**Aim of the exercise**
In the following material, identify every line holding the string "Holland" and return it.

**Input for this task**
★ ★ ★ ★
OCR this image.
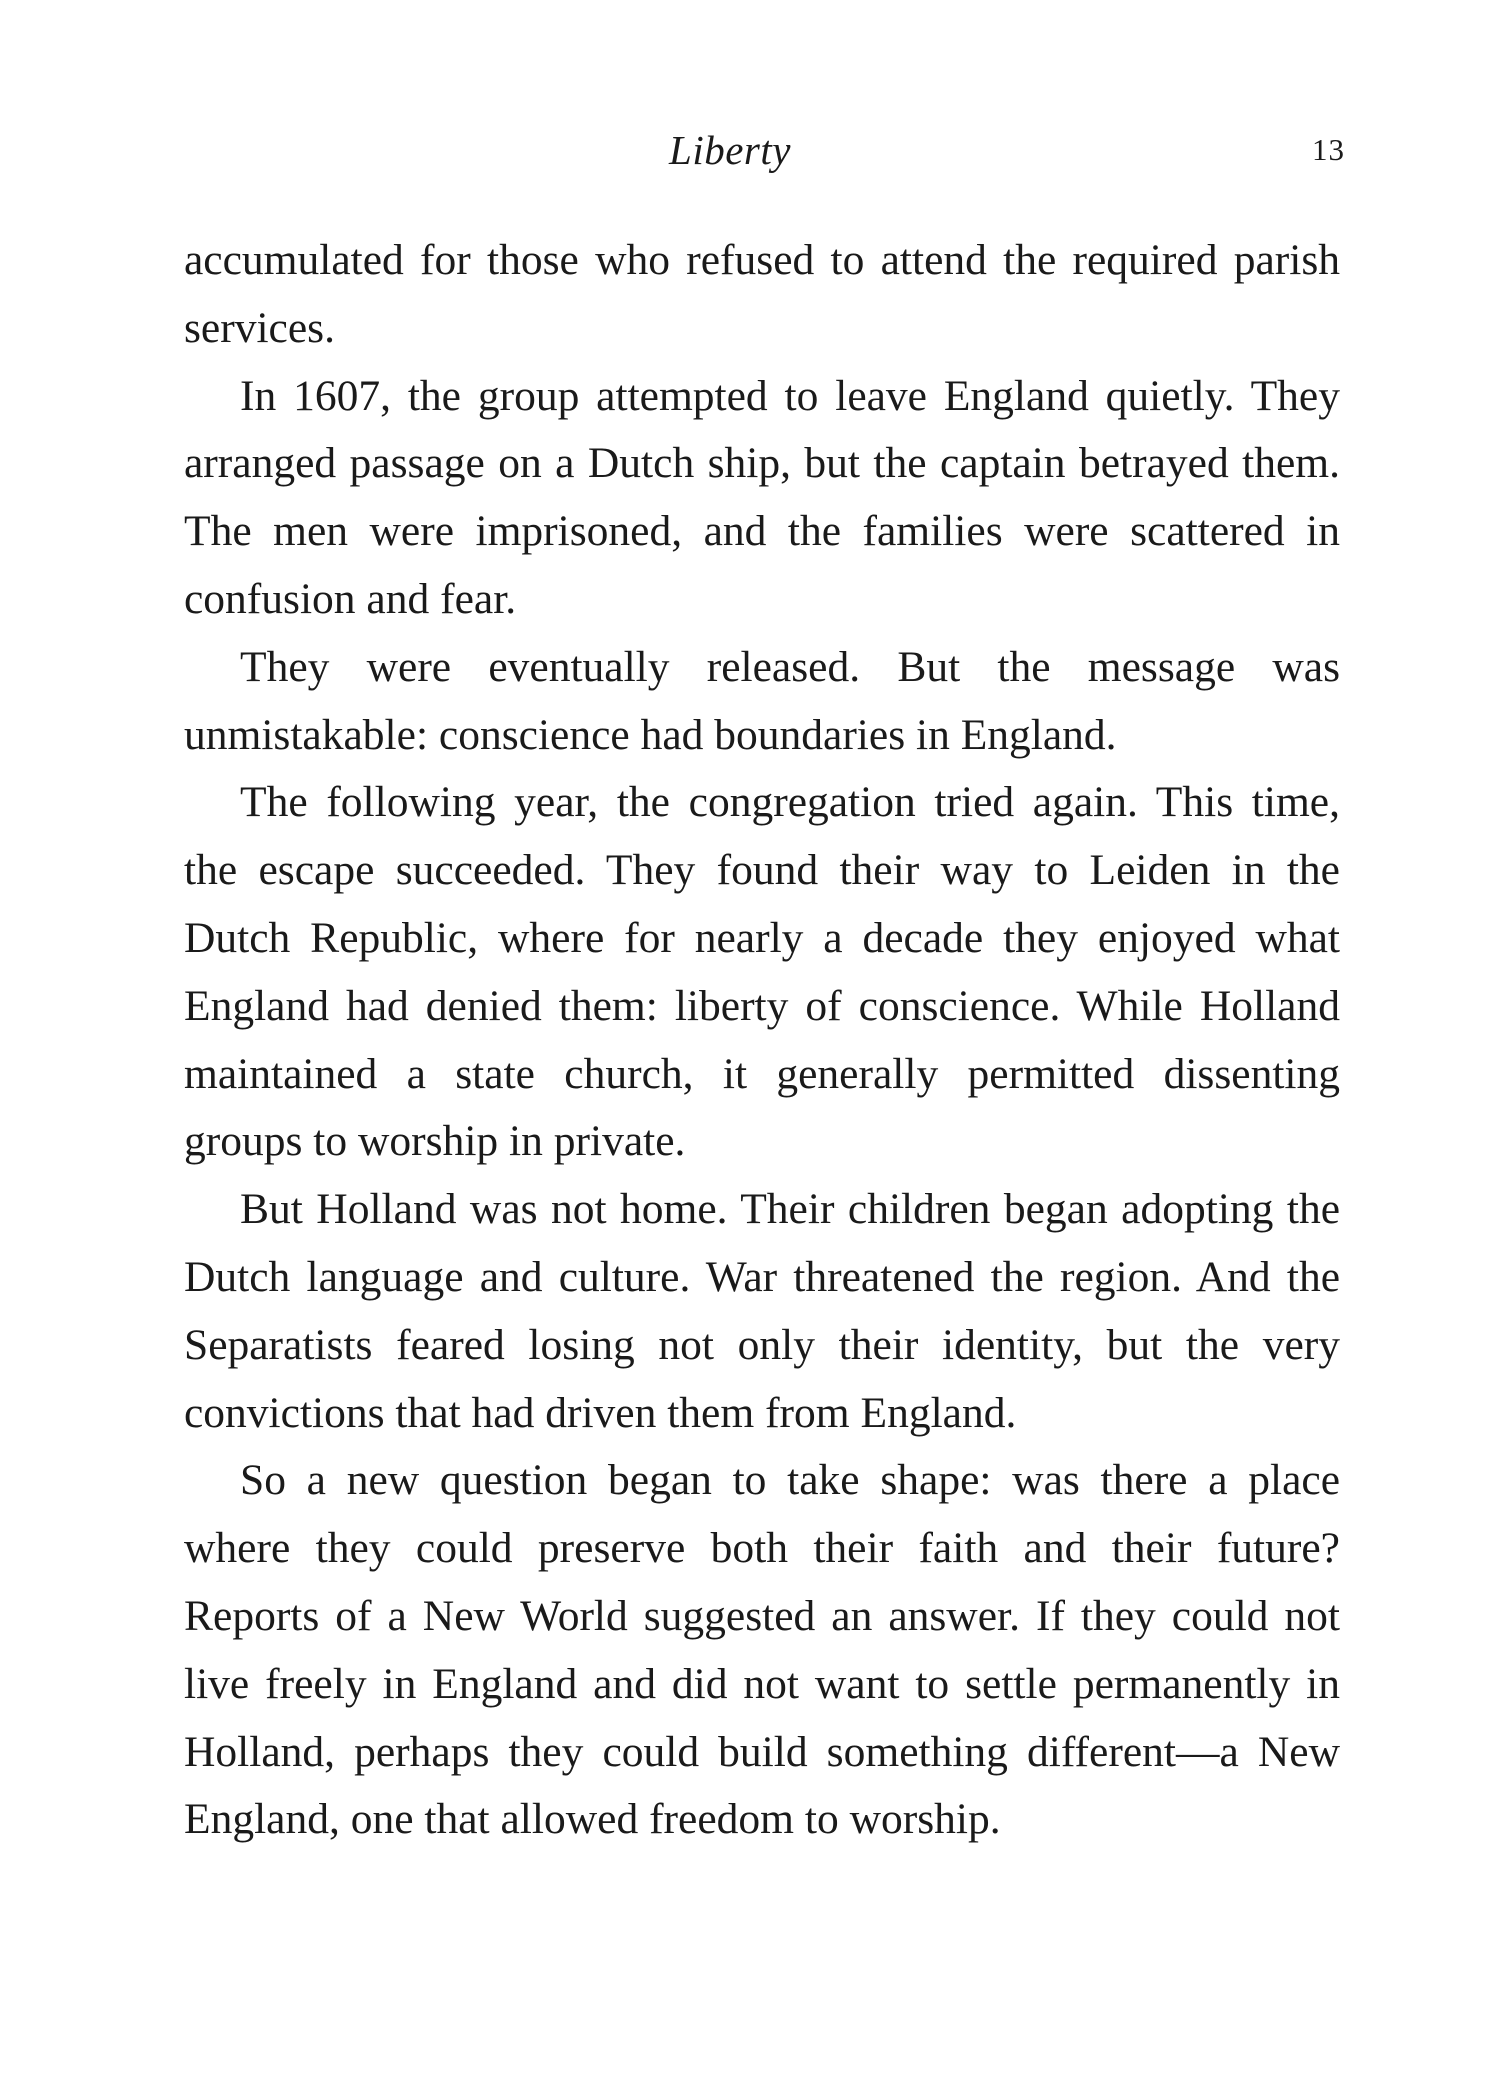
Liberty	13

accumulated for those who refused to attend the required parish services.

In 1607, the group attempted to leave England quietly. They arranged passage on a Dutch ship, but the captain betrayed them. The men were imprisoned, and the families were scattered in confusion and fear.

They were eventually released. But the message was unmistakable: conscience had boundaries in England.

The following year, the congregation tried again. This time, the escape succeeded. They found their way to Leiden in the Dutch Republic, where for nearly a decade they enjoyed what England had denied them: liberty of conscience. While Holland maintained a state church, it generally permitted dissenting groups to worship in private.

But Holland was not home. Their children began adopting the Dutch language and culture. War threatened the region. And the Separatists feared losing not only their identity, but the very convictions that had driven them from England.

So a new question began to take shape: was there a place where they could preserve both their faith and their future? Reports of a New World suggested an answer. If they could not live freely in England and did not want to settle permanently in Holland, perhaps they could build something different—a New England, one that allowed freedom to worship.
★ ★ ★ ★
**Worked solution**
The following year, the congregation tried again. This time, the escape succeeded. They found their way to Leiden in the Dutch Republic, where for nearly a decade they enjoyed what England had denied them: liberty of conscience. While Holland maintained a state church, it generally permitted dissenting groups to worship in private.
But Holland was not home. Their children began adopting the Dutch language and culture. War threatened the region. And the Separatists feared losing not only their identity, but the very convictions that had driven them from England.
So a new question began to take shape: was there a place where they could preserve both their faith and their future? Reports of a New World suggested an answer. If they could not live freely in England and did not want to settle permanently in Holland, perhaps they could build something different—a New England, one that allowed freedom to worship.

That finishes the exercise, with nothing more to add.